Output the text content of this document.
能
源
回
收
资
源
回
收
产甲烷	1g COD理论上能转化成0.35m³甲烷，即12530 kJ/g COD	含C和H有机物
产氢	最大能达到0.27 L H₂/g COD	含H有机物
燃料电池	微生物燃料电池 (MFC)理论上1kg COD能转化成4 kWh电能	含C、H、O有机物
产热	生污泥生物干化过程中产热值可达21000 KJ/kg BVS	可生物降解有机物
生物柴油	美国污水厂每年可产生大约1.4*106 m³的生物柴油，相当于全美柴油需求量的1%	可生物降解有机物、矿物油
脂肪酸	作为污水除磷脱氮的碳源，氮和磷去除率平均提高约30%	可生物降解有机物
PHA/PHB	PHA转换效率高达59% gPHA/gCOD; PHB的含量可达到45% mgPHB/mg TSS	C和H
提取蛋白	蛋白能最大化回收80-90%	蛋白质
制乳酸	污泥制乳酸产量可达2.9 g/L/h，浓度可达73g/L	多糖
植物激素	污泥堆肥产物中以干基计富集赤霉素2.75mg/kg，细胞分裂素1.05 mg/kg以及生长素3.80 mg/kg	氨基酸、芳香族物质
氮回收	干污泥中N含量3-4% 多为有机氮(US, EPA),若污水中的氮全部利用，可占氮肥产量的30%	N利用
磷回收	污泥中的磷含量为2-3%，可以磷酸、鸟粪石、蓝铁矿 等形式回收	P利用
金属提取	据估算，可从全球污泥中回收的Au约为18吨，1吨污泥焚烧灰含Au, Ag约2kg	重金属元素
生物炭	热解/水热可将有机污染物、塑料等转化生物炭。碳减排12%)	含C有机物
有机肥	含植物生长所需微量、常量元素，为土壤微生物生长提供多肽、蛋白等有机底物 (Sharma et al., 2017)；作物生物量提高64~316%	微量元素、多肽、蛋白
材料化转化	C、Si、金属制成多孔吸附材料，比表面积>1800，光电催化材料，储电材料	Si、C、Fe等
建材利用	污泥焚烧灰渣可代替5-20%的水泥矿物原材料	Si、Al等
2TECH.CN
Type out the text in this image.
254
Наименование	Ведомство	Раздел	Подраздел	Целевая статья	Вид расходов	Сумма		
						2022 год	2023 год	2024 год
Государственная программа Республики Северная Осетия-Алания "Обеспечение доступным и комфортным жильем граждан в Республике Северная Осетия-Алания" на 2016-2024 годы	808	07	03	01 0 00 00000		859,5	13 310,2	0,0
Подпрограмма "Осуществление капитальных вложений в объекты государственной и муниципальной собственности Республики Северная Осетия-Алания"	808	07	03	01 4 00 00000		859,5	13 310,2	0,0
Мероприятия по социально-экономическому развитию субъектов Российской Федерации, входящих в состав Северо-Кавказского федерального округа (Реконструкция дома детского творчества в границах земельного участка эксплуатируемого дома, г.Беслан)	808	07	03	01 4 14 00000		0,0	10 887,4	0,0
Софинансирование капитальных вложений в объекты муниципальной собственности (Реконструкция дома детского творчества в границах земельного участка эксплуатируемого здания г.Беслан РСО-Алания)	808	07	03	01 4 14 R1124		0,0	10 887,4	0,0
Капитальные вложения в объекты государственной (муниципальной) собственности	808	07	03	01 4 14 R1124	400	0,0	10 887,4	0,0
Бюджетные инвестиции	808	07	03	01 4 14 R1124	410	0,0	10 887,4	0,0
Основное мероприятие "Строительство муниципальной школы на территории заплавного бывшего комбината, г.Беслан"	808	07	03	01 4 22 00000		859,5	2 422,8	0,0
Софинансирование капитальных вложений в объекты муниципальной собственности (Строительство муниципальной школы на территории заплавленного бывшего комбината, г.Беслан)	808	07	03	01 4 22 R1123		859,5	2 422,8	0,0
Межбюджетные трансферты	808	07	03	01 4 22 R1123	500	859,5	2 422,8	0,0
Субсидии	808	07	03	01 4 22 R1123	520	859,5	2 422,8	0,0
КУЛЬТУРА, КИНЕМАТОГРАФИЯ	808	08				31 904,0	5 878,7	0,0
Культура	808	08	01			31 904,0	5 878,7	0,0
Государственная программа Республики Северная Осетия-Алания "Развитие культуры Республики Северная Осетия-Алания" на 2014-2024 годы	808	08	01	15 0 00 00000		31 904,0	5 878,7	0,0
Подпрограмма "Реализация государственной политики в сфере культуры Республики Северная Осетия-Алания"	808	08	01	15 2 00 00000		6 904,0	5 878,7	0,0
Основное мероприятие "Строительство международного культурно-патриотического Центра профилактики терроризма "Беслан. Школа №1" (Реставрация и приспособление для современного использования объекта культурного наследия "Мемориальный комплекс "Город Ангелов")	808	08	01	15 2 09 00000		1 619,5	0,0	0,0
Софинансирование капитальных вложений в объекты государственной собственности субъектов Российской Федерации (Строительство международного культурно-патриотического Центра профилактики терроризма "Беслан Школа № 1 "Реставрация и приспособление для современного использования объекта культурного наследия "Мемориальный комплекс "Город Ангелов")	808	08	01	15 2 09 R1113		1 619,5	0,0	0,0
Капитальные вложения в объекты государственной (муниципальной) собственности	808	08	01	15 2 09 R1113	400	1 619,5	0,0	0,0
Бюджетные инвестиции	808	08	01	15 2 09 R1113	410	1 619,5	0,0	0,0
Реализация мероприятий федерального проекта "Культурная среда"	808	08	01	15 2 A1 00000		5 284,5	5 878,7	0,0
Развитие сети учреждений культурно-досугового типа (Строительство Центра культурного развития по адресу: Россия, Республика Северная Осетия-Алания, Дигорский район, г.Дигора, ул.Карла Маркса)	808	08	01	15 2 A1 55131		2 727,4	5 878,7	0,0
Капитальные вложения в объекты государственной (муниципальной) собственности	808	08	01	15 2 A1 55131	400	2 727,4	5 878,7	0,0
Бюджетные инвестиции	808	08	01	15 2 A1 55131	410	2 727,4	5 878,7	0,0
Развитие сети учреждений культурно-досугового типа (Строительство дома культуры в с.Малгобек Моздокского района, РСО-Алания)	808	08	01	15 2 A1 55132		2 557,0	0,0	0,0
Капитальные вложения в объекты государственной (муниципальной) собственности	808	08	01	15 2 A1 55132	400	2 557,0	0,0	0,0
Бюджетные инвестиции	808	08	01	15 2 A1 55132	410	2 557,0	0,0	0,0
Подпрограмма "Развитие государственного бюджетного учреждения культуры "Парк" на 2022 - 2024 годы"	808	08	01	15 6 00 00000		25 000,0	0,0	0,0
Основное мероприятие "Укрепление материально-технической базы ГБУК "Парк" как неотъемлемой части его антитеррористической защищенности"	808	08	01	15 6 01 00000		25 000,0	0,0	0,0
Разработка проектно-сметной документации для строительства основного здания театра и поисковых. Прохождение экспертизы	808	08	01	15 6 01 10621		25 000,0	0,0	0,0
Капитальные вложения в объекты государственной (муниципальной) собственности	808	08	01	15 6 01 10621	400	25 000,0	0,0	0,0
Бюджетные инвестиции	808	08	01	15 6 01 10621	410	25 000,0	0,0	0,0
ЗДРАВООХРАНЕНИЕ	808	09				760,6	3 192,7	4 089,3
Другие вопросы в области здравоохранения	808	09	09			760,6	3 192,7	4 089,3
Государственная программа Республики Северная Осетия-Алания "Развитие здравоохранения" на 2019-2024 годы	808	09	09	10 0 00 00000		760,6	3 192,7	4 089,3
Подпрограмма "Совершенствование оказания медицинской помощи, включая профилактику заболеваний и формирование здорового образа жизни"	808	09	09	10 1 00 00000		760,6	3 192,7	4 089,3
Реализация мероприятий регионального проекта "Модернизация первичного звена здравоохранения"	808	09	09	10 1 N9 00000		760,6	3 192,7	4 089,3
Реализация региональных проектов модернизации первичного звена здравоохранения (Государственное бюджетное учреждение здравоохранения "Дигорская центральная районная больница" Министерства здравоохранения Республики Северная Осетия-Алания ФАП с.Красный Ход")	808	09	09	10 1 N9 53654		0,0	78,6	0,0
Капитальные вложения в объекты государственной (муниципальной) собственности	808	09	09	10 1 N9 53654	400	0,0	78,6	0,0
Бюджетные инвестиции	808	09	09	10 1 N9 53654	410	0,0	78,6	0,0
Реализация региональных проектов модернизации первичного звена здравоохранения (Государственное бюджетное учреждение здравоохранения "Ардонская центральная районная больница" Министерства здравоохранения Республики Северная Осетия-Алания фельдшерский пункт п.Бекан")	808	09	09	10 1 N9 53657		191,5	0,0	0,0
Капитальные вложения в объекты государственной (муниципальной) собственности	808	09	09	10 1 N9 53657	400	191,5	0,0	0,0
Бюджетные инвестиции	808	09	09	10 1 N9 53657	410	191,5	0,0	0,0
------
### [WHAT YOU WILL DO]
From the data above, gather every line that includes the word "дома".

### [TASK ANSWER]
Мероприятия по социально-экономическому развитию субъектов Российской Федерации, входящих в состав Северо-Кавказского федерального округа (Реконструкция дома детского творчества в границах земельного участка эксплуатируемого дома, г.Беслан)	808	07	03	01 4 14 00000		0,0	10 887,4	0,0
Софинансирование капитальных вложений в объекты муниципальной собственности (Реконструкция дома детского творчества в границах земельного участка эксплуатируемого здания г.Беслан РСО-Алания)	808	07	03	01 4 14 R1124		0,0	10 887,4	0,0
Развитие сети учреждений культурно-досугового типа (Строительство дома культуры в с.Малгобек Моздокского района, РСО-Алания)	808	08	01	15 2 A1 55132		2 557,0	0,0	0,0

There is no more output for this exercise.